====== Data supplied
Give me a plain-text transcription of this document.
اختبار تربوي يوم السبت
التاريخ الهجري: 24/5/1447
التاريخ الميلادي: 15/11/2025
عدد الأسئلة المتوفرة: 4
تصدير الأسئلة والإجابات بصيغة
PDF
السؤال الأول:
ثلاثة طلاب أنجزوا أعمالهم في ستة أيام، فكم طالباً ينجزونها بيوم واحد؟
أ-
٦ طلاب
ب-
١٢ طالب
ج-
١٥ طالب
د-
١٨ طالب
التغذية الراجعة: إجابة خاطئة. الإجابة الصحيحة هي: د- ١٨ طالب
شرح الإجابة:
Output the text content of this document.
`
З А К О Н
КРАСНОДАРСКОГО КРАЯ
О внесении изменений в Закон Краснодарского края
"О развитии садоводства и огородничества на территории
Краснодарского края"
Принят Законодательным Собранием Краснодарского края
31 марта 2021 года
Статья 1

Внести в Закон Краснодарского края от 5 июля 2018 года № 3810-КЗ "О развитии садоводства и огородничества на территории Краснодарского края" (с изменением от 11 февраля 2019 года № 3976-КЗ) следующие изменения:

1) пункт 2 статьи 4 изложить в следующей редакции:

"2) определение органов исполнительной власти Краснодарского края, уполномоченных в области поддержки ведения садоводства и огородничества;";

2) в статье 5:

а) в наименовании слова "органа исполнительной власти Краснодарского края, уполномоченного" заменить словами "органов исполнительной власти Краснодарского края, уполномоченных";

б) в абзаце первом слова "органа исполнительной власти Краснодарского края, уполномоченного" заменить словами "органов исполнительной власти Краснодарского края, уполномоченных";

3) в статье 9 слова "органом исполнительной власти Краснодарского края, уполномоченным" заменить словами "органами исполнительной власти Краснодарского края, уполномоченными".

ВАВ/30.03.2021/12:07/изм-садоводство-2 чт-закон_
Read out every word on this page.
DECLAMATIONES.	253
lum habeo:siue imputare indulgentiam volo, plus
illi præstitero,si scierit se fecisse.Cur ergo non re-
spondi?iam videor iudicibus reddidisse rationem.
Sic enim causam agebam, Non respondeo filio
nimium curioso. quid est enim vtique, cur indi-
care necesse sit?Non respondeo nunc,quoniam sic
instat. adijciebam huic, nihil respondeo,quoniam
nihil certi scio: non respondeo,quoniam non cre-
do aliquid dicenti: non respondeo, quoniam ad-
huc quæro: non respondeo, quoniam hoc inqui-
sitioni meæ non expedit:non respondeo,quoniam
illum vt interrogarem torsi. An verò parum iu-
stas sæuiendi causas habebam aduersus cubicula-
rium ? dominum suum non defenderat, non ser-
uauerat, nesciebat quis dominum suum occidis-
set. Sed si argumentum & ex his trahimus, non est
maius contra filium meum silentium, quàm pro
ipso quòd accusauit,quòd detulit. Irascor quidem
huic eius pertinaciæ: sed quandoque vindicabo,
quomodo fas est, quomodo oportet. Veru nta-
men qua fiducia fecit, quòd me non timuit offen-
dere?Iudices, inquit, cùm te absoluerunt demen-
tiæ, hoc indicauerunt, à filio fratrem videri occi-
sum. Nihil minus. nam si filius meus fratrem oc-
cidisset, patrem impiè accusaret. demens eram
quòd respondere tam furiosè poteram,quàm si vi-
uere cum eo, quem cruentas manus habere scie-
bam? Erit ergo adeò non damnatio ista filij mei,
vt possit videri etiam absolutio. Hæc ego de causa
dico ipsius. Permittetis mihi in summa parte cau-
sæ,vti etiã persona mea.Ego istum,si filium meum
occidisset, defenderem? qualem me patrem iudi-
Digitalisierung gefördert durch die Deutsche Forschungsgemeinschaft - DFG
============
◆ Given problem
Of the lines in the material, how many contain the word "filio"? Reply with the number and nothing else.

◆ The completed task
2